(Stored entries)
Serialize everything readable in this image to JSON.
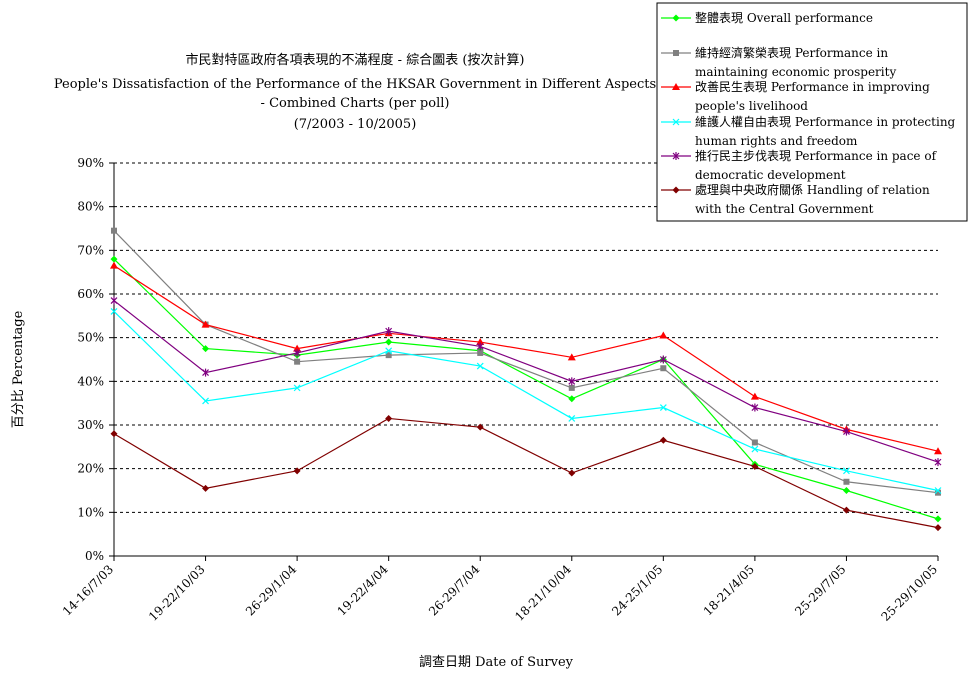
{
  "chart_data": {
    "type": "line",
    "title": [
      "市民對特區政府各項表現的不滿程度  -  綜合圖表 (按次計算)",
      "People's Dissatisfaction of the Performance of the HKSAR Government in Different Aspects",
      "- Combined Charts  (per poll)",
      "(7/2003 - 10/2005)"
    ],
    "xlabel": "調查日期 Date of Survey",
    "ylabel": "百分比 Percentage",
    "ylim": [
      0,
      90
    ],
    "yticks": [
      "0%",
      "10%",
      "20%",
      "30%",
      "40%",
      "50%",
      "60%",
      "70%",
      "80%",
      "90%"
    ],
    "categories": [
      "14-16/7/03",
      "19-22/10/03",
      "26-29/1/04",
      "19-22/4/04",
      "26-29/7/04",
      "18-21/10/04",
      "24-25/1/05",
      "18-21/4/05",
      "25-29/7/05",
      "25-29/10/05"
    ],
    "grid": "horizontal dashed",
    "legend_position": "top-right",
    "series": [
      {
        "name": [
          "整體表現 Overall performance"
        ],
        "color": "#00ff00",
        "marker": "diamond",
        "values": [
          68,
          47.5,
          46,
          49,
          47,
          36,
          45,
          21,
          15,
          8.5
        ]
      },
      {
        "name": [
          "維持經濟繁榮表現 Performance in",
          "maintaining economic prosperity"
        ],
        "color": "#808080",
        "marker": "square",
        "values": [
          74.5,
          53,
          44.5,
          46,
          46.5,
          38.5,
          43,
          26,
          17,
          14.5
        ]
      },
      {
        "name": [
          "改善民生表現 Performance in improving",
          "people's livelihood"
        ],
        "color": "#ff0000",
        "marker": "triangle",
        "values": [
          66.5,
          53,
          47.5,
          51,
          49,
          45.5,
          50.5,
          36.5,
          29,
          24
        ]
      },
      {
        "name": [
          "維護人權自由表現 Performance in protecting",
          "human rights and freedom"
        ],
        "color": "#00ffff",
        "marker": "x",
        "values": [
          56,
          35.5,
          38.5,
          47,
          43.5,
          31.5,
          34,
          24.5,
          19.5,
          15
        ]
      },
      {
        "name": [
          "推行民主步伐表現 Performance in pace of",
          "democratic development"
        ],
        "color": "#800080",
        "marker": "star",
        "values": [
          58.5,
          42,
          46.5,
          51.5,
          48,
          40,
          45,
          34,
          28.5,
          21.5
        ]
      },
      {
        "name": [
          "處理與中央政府關係 Handling of relation",
          "with the Central Government"
        ],
        "color": "#800000",
        "marker": "diamond",
        "values": [
          28,
          15.5,
          19.5,
          31.5,
          29.5,
          19,
          26.5,
          20.5,
          10.5,
          6.5
        ]
      }
    ]
  }
}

To do:
Pictures are not part of the copy; output everything else in the records exactly.

The answer:
Serialize everything readable in this image to JSON.
{
  "chart_data": {
    "type": "line",
    "title": [
      "市民對特區政府各項表現的不滿程度  -  綜合圖表 (按次計算)",
      "People's Dissatisfaction of the Performance of the HKSAR Government in Different Aspects",
      "- Combined Charts  (per poll)",
      "(7/2003 - 10/2005)"
    ],
    "xlabel": "調查日期 Date of Survey",
    "ylabel": "百分比 Percentage",
    "ylim": [
      0,
      90
    ],
    "yticks": [
      "0%",
      "10%",
      "20%",
      "30%",
      "40%",
      "50%",
      "60%",
      "70%",
      "80%",
      "90%"
    ],
    "categories": [
      "14-16/7/03",
      "19-22/10/03",
      "26-29/1/04",
      "19-22/4/04",
      "26-29/7/04",
      "18-21/10/04",
      "24-25/1/05",
      "18-21/4/05",
      "25-29/7/05",
      "25-29/10/05"
    ],
    "grid": "horizontal dashed",
    "legend_position": "top-right",
    "series": [
      {
        "name": [
          "整體表現 Overall performance"
        ],
        "color": "#00ff00",
        "marker": "diamond",
        "values": [
          68,
          47.5,
          46,
          49,
          47,
          36,
          45,
          21,
          15,
          8.5
        ]
      },
      {
        "name": [
          "維持經濟繁榮表現 Performance in",
          "maintaining economic prosperity"
        ],
        "color": "#808080",
        "marker": "square",
        "values": [
          74.5,
          53,
          44.5,
          46,
          46.5,
          38.5,
          43,
          26,
          17,
          14.5
        ]
      },
      {
        "name": [
          "改善民生表現 Performance in improving",
          "people's livelihood"
        ],
        "color": "#ff0000",
        "marker": "triangle",
        "values": [
          66.5,
          53,
          47.5,
          51,
          49,
          45.5,
          50.5,
          36.5,
          29,
          24
        ]
      },
      {
        "name": [
          "維護人權自由表現 Performance in protecting",
          "human rights and freedom"
        ],
        "color": "#00ffff",
        "marker": "x",
        "values": [
          56,
          35.5,
          38.5,
          47,
          43.5,
          31.5,
          34,
          24.5,
          19.5,
          15
        ]
      },
      {
        "name": [
          "推行民主步伐表現 Performance in pace of",
          "democratic development"
        ],
        "color": "#800080",
        "marker": "star",
        "values": [
          58.5,
          42,
          46.5,
          51.5,
          48,
          40,
          45,
          34,
          28.5,
          21.5
        ]
      },
      {
        "name": [
          "處理與中央政府關係 Handling of relation",
          "with the Central Government"
        ],
        "color": "#800000",
        "marker": "diamond",
        "values": [
          28,
          15.5,
          19.5,
          31.5,
          29.5,
          19,
          26.5,
          20.5,
          10.5,
          6.5
        ]
      }
    ]
  }
}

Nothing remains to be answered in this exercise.